=== What you have to do ===
Return the records, each one exactly as written.

--------------------

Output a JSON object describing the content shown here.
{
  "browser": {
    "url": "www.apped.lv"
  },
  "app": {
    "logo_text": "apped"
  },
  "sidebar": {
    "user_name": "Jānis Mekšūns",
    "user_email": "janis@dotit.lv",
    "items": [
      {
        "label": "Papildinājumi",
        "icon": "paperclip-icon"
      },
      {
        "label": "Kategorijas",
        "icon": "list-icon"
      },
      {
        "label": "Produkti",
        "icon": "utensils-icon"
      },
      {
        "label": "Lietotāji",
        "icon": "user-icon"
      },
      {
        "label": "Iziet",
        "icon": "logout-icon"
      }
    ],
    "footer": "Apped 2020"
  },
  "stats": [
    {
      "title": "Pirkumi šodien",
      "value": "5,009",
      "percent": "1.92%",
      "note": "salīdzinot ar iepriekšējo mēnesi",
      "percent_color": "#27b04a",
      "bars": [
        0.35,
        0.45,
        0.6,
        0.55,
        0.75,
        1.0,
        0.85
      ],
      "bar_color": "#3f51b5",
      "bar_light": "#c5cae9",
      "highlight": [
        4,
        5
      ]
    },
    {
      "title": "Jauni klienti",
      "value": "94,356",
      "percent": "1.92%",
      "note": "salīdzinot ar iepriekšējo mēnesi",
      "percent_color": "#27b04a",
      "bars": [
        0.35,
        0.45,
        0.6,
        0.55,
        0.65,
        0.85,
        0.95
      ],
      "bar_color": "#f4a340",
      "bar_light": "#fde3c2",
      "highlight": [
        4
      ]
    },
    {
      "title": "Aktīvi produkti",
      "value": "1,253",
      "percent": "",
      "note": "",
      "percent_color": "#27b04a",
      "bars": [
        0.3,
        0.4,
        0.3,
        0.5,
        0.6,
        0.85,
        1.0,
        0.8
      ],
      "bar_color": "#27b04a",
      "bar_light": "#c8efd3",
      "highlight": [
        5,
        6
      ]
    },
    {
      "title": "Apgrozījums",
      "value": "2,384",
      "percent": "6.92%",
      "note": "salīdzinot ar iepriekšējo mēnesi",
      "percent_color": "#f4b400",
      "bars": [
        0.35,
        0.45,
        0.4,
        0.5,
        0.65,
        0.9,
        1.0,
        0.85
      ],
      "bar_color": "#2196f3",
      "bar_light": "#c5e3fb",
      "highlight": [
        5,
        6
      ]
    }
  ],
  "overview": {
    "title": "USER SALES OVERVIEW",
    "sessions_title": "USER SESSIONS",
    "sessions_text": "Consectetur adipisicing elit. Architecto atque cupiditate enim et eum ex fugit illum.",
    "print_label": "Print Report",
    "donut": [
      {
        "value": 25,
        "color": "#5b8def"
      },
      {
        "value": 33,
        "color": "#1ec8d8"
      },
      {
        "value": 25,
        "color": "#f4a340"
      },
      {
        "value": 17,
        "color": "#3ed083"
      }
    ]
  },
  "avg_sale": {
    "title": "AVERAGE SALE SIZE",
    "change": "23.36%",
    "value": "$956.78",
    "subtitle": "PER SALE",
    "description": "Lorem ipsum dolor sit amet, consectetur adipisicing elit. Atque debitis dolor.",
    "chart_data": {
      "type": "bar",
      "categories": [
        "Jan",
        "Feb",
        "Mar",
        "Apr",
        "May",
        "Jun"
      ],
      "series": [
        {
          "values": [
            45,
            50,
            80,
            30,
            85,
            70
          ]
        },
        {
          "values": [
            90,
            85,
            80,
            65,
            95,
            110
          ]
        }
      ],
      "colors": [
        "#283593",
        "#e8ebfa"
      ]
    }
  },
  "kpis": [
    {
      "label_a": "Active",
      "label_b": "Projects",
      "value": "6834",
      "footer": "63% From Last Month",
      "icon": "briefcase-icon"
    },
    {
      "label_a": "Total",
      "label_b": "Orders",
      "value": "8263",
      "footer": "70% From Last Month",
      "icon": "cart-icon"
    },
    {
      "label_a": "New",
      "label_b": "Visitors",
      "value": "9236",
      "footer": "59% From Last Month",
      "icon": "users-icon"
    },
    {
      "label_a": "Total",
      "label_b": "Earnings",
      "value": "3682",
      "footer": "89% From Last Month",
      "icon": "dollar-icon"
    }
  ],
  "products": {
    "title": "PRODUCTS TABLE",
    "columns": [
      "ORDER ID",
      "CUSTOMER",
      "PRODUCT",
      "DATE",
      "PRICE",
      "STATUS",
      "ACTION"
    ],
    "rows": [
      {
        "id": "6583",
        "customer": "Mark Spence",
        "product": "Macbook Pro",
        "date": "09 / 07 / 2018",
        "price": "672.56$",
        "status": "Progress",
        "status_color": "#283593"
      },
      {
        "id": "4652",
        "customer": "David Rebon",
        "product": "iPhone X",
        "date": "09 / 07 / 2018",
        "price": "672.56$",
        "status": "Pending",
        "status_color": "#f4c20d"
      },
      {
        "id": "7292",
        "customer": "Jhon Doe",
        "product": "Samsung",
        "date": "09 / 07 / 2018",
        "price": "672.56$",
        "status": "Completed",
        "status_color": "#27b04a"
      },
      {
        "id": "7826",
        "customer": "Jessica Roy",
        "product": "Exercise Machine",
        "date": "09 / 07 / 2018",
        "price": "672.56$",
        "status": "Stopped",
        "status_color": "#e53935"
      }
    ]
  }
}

--------------------

=== Exercise result ===
Output a JSON object describing the content shown here.
{
  "browser": {
    "url": "www.apped.lv"
  },
  "app": {
    "logo_text": "apped"
  },
  "sidebar": {
    "user_name": "Jānis Mekšūns",
    "user_email": "janis@dotit.lv",
    "items": [
      {
        "label": "Papildinājumi",
        "icon": "paperclip-icon"
      },
      {
        "label": "Kategorijas",
        "icon": "list-icon"
      },
      {
        "label": "Produkti",
        "icon": "utensils-icon"
      },
      {
        "label": "Lietotāji",
        "icon": "user-icon"
      },
      {
        "label": "Iziet",
        "icon": "logout-icon"
      }
    ],
    "footer": "Apped 2020"
  },
  "stats": [
    {
      "title": "Pirkumi šodien",
      "value": "5,009",
      "percent": "1.92%",
      "note": "salīdzinot ar iepriekšējo mēnesi",
      "percent_color": "#27b04a",
      "bars": [
        0.35,
        0.45,
        0.6,
        0.55,
        0.75,
        1.0,
        0.85
      ],
      "bar_color": "#3f51b5",
      "bar_light": "#c5cae9",
      "highlight": [
        4,
        5
      ]
    },
    {
      "title": "Jauni klienti",
      "value": "94,356",
      "percent": "1.92%",
      "note": "salīdzinot ar iepriekšējo mēnesi",
      "percent_color": "#27b04a",
      "bars": [
        0.35,
        0.45,
        0.6,
        0.55,
        0.65,
        0.85,
        0.95
      ],
      "bar_color": "#f4a340",
      "bar_light": "#fde3c2",
      "highlight": [
        4
      ]
    },
    {
      "title": "Aktīvi produkti",
      "value": "1,253",
      "percent": "",
      "note": "",
      "percent_color": "#27b04a",
      "bars": [
        0.3,
        0.4,
        0.3,
        0.5,
        0.6,
        0.85,
        1.0,
        0.8
      ],
      "bar_color": "#27b04a",
      "bar_light": "#c8efd3",
      "highlight": [
        5,
        6
      ]
    },
    {
      "title": "Apgrozījums",
      "value": "2,384",
      "percent": "6.92%",
      "note": "salīdzinot ar iepriekšējo mēnesi",
      "percent_color": "#f4b400",
      "bars": [
        0.35,
        0.45,
        0.4,
        0.5,
        0.65,
        0.9,
        1.0,
        0.85
      ],
      "bar_color": "#2196f3",
      "bar_light": "#c5e3fb",
      "highlight": [
        5,
        6
      ]
    }
  ],
  "overview": {
    "title": "USER SALES OVERVIEW",
    "sessions_title": "USER SESSIONS",
    "sessions_text": "Consectetur adipisicing elit. Architecto atque cupiditate enim et eum ex fugit illum.",
    "print_label": "Print Report",
    "donut": [
      {
        "value": 25,
        "color": "#5b8def"
      },
      {
        "value": 33,
        "color": "#1ec8d8"
      },
      {
        "value": 25,
        "color": "#f4a340"
      },
      {
        "value": 17,
        "color": "#3ed083"
      }
    ]
  },
  "avg_sale": {
    "title": "AVERAGE SALE SIZE",
    "change": "23.36%",
    "value": "$956.78",
    "subtitle": "PER SALE",
    "description": "Lorem ipsum dolor sit amet, consectetur adipisicing elit. Atque debitis dolor.",
    "chart_data": {
      "type": "bar",
      "categories": [
        "Jan",
        "Feb",
        "Mar",
        "Apr",
        "May",
        "Jun"
      ],
      "series": [
        {
          "values": [
            45,
            50,
            80,
            30,
            85,
            70
          ]
        },
        {
          "values": [
            90,
            85,
            80,
            65,
            95,
            110
          ]
        }
      ],
      "colors": [
        "#283593",
        "#e8ebfa"
      ]
    }
  },
  "kpis": [
    {
      "label_a": "Active",
      "label_b": "Projects",
      "value": "6834",
      "footer": "63% From Last Month",
      "icon": "briefcase-icon"
    },
    {
      "label_a": "Total",
      "label_b": "Orders",
      "value": "8263",
      "footer": "70% From Last Month",
      "icon": "cart-icon"
    },
    {
      "label_a": "New",
      "label_b": "Visitors",
      "value": "9236",
      "footer": "59% From Last Month",
      "icon": "users-icon"
    },
    {
      "label_a": "Total",
      "label_b": "Earnings",
      "value": "3682",
      "footer": "89% From Last Month",
      "icon": "dollar-icon"
    }
  ],
  "products": {
    "title": "PRODUCTS TABLE",
    "columns": [
      "ORDER ID",
      "CUSTOMER",
      "PRODUCT",
      "DATE",
      "PRICE",
      "STATUS",
      "ACTION"
    ],
    "rows": [
      {
        "id": "6583",
        "customer": "Mark Spence",
        "product": "Macbook Pro",
        "date": "09 / 07 / 2018",
        "price": "672.56$",
        "status": "Progress",
        "status_color": "#283593"
      },
      {
        "id": "4652",
        "customer": "David Rebon",
        "product": "iPhone X",
        "date": "09 / 07 / 2018",
        "price": "672.56$",
        "status": "Pending",
        "status_color": "#f4c20d"
      },
      {
        "id": "7292",
        "customer": "Jhon Doe",
        "product": "Samsung",
        "date": "09 / 07 / 2018",
        "price": "672.56$",
        "status": "Completed",
        "status_color": "#27b04a"
      },
      {
        "id": "7826",
        "customer": "Jessica Roy",
        "product": "Exercise Machine",
        "date": "09 / 07 / 2018",
        "price": "672.56$",
        "status": "Stopped",
        "status_color": "#e53935"
      }
    ]
  }
}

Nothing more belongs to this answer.